» **Work to be completed**:
From the entries below, count every line that contains the word "coordinate". Please give the number and nothing else.

» **Provided data**:
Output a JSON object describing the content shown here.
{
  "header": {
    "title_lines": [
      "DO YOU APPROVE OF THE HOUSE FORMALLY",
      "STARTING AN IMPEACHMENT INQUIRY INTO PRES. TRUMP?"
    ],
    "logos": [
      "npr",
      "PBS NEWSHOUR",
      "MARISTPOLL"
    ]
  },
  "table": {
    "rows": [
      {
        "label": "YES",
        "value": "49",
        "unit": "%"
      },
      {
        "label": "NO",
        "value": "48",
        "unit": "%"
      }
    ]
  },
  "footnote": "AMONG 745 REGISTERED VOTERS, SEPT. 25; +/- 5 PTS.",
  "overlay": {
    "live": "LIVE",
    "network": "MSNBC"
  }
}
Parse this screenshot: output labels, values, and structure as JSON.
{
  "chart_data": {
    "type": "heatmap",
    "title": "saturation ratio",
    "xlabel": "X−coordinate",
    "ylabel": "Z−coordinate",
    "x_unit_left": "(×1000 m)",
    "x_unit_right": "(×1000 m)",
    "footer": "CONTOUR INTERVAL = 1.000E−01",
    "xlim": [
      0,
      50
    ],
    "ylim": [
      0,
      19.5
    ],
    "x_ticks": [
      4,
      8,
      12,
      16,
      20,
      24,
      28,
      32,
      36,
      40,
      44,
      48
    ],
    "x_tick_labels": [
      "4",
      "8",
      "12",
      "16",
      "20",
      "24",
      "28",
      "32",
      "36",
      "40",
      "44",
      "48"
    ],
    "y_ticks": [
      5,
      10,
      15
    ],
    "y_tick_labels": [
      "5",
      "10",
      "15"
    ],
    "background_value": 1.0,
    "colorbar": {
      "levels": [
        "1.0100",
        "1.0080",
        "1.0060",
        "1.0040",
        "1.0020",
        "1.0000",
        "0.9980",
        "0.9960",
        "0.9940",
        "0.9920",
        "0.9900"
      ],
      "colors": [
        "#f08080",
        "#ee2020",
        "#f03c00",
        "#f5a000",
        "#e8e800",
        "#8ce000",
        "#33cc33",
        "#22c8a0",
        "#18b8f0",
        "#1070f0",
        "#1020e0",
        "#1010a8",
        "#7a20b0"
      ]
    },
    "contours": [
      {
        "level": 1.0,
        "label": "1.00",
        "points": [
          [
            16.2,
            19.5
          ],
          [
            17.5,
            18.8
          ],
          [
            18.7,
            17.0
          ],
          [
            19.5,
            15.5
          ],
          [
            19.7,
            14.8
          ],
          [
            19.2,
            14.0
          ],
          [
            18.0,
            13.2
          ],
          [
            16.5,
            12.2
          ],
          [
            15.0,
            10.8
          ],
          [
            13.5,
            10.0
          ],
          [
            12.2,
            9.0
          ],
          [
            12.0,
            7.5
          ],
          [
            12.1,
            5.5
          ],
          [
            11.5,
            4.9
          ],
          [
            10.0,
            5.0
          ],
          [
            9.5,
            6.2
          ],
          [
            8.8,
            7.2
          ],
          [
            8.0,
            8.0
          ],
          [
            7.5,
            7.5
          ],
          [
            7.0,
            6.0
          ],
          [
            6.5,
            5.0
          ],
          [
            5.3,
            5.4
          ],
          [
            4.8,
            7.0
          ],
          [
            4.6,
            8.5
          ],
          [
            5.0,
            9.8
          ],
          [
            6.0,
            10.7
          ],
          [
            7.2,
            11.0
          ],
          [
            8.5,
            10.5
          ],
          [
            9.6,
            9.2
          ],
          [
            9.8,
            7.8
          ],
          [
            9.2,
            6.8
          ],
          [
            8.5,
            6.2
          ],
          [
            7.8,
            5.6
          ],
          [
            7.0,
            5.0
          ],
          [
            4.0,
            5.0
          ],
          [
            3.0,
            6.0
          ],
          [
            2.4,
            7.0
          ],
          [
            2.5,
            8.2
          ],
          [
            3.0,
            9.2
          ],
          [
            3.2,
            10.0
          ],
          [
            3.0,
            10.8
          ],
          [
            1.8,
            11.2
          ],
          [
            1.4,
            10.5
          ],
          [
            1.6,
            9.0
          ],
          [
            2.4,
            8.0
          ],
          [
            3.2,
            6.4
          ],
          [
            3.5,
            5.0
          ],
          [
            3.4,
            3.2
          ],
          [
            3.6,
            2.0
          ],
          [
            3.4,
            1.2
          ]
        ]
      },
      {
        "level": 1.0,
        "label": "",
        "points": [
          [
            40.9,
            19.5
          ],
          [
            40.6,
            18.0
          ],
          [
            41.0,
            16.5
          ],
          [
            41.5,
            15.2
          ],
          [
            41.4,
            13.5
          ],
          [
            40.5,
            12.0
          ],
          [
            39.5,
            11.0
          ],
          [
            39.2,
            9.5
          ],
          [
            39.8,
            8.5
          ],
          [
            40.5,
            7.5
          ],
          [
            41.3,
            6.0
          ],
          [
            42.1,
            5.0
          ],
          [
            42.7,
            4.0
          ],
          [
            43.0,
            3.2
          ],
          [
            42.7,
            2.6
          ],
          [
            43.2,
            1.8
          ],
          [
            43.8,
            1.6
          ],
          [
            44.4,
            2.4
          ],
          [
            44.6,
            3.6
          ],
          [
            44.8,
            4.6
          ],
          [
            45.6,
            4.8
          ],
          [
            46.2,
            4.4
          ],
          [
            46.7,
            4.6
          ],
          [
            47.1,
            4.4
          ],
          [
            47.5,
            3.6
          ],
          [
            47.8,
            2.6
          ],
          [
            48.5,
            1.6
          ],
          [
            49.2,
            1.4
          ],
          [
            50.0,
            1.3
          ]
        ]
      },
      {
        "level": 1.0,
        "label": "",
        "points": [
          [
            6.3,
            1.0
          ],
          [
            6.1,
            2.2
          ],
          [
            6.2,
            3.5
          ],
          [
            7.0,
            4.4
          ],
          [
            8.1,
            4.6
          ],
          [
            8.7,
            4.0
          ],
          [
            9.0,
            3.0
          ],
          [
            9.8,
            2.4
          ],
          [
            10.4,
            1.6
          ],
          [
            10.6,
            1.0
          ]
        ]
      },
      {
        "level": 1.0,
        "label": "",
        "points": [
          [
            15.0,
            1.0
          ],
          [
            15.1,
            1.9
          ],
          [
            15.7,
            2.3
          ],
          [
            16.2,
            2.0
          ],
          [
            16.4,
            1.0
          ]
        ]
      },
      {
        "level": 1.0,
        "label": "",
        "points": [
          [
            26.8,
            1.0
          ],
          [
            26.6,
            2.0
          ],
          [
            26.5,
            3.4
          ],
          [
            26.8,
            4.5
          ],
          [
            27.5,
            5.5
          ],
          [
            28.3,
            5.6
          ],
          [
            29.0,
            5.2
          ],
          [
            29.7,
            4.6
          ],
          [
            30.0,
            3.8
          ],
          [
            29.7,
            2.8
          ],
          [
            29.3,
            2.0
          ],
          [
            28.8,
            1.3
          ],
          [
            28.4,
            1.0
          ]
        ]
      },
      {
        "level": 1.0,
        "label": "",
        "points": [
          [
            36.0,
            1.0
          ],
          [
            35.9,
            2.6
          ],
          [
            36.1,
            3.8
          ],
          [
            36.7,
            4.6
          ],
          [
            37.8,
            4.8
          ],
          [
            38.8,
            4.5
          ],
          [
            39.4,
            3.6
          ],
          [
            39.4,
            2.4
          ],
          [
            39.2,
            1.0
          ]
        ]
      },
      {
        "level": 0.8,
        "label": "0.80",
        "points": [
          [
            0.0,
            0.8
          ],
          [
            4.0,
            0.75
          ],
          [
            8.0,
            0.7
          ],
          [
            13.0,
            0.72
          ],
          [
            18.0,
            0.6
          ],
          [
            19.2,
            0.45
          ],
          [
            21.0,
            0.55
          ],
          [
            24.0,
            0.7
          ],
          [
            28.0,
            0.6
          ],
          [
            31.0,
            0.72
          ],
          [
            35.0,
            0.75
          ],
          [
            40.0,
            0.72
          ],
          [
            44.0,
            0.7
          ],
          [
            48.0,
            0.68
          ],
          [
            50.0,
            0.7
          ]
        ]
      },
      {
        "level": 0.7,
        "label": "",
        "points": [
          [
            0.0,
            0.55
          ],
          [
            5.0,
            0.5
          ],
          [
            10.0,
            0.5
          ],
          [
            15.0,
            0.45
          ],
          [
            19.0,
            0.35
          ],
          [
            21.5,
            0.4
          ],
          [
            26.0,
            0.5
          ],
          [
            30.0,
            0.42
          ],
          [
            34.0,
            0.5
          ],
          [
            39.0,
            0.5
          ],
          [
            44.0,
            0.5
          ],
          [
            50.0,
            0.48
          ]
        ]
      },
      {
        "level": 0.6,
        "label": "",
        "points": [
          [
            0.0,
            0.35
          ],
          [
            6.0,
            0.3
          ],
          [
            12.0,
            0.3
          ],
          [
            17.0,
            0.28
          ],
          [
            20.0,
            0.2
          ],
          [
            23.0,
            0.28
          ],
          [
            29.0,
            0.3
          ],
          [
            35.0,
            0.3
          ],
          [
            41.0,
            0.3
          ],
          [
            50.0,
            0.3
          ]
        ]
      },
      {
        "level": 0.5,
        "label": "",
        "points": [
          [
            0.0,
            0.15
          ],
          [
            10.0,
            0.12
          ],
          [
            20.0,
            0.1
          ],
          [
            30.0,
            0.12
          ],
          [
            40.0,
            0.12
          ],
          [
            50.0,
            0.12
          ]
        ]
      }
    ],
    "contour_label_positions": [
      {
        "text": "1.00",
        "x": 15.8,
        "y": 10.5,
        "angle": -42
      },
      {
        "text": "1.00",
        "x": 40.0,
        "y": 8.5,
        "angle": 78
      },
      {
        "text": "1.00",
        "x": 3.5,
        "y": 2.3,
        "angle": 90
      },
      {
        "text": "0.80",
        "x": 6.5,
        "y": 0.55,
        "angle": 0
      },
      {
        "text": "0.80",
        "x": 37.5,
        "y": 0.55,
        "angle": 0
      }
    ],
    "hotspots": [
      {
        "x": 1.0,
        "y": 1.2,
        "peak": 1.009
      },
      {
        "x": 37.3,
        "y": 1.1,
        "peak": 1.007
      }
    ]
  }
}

» **Full solution**:
2